*Prompt:*
Quote the records that follow in full and exactly; leave out the pictures.

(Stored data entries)
>> Begin

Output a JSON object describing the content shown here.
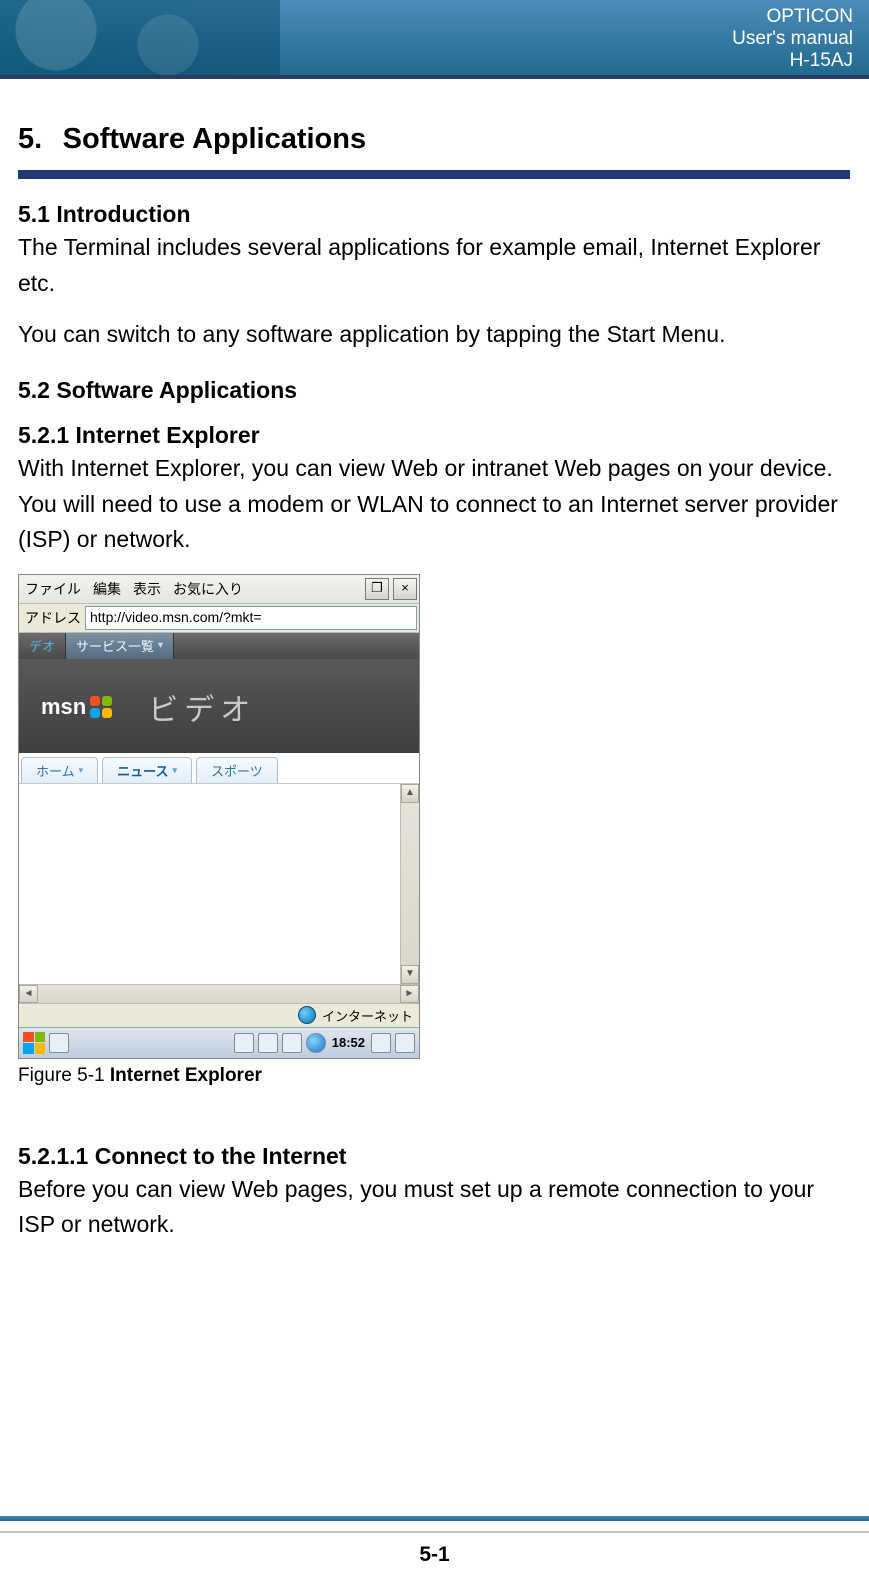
{
  "header": {
    "line1": "OPTICON",
    "line2": "User's manual",
    "line3": "H-15AJ"
  },
  "section": {
    "number": "5.",
    "title": "Software Applications",
    "sub1_heading": "5.1 Introduction",
    "sub1_p1": "The Terminal includes several applications for example email, Internet Explorer etc.",
    "sub1_p2": "You can switch to any software application by tapping the Start Menu.",
    "sub2_heading": "5.2 Software Applications",
    "sub21_heading": "5.2.1 Internet Explorer",
    "sub21_p": "With Internet Explorer, you can view Web or intranet Web pages on your device. You will need to use a modem or WLAN to connect to an Internet server provider (ISP) or network.",
    "figure_caption_prefix": "Figure 5-1 ",
    "figure_caption_bold": "Internet Explorer",
    "sub211_heading": "5.2.1.1 Connect to the Internet",
    "sub211_p": "Before you can view Web pages, you must set up a remote connection to your ISP or network."
  },
  "screenshot": {
    "menus": [
      "ファイル",
      "編集",
      "表示",
      "お気に入り"
    ],
    "restore_glyph": "❐",
    "close_glyph": "×",
    "address_label": "アドレス",
    "address_value": "http://video.msn.com/?mkt=",
    "toptabs": {
      "left": "デオ",
      "active": "サービス一覧"
    },
    "msn_label": "msn",
    "hero_label": "ビデオ",
    "subtabs": [
      "ホーム",
      "ニュース",
      "スポーツ"
    ],
    "status_label": "インターネット",
    "clock": "18:52"
  },
  "footer": {
    "page": "5-1"
  }
}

>> End

*Right answer:*
Output a JSON object describing the content shown here.
{
  "header": {
    "line1": "OPTICON",
    "line2": "User's manual",
    "line3": "H-15AJ"
  },
  "section": {
    "number": "5.",
    "title": "Software Applications",
    "sub1_heading": "5.1 Introduction",
    "sub1_p1": "The Terminal includes several applications for example email, Internet Explorer etc.",
    "sub1_p2": "You can switch to any software application by tapping the Start Menu.",
    "sub2_heading": "5.2 Software Applications",
    "sub21_heading": "5.2.1 Internet Explorer",
    "sub21_p": "With Internet Explorer, you can view Web or intranet Web pages on your device. You will need to use a modem or WLAN to connect to an Internet server provider (ISP) or network.",
    "figure_caption_prefix": "Figure 5-1 ",
    "figure_caption_bold": "Internet Explorer",
    "sub211_heading": "5.2.1.1 Connect to the Internet",
    "sub211_p": "Before you can view Web pages, you must set up a remote connection to your ISP or network."
  },
  "screenshot": {
    "menus": [
      "ファイル",
      "編集",
      "表示",
      "お気に入り"
    ],
    "restore_glyph": "❐",
    "close_glyph": "×",
    "address_label": "アドレス",
    "address_value": "http://video.msn.com/?mkt=",
    "toptabs": {
      "left": "デオ",
      "active": "サービス一覧"
    },
    "msn_label": "msn",
    "hero_label": "ビデオ",
    "subtabs": [
      "ホーム",
      "ニュース",
      "スポーツ"
    ],
    "status_label": "インターネット",
    "clock": "18:52"
  },
  "footer": {
    "page": "5-1"
  }
}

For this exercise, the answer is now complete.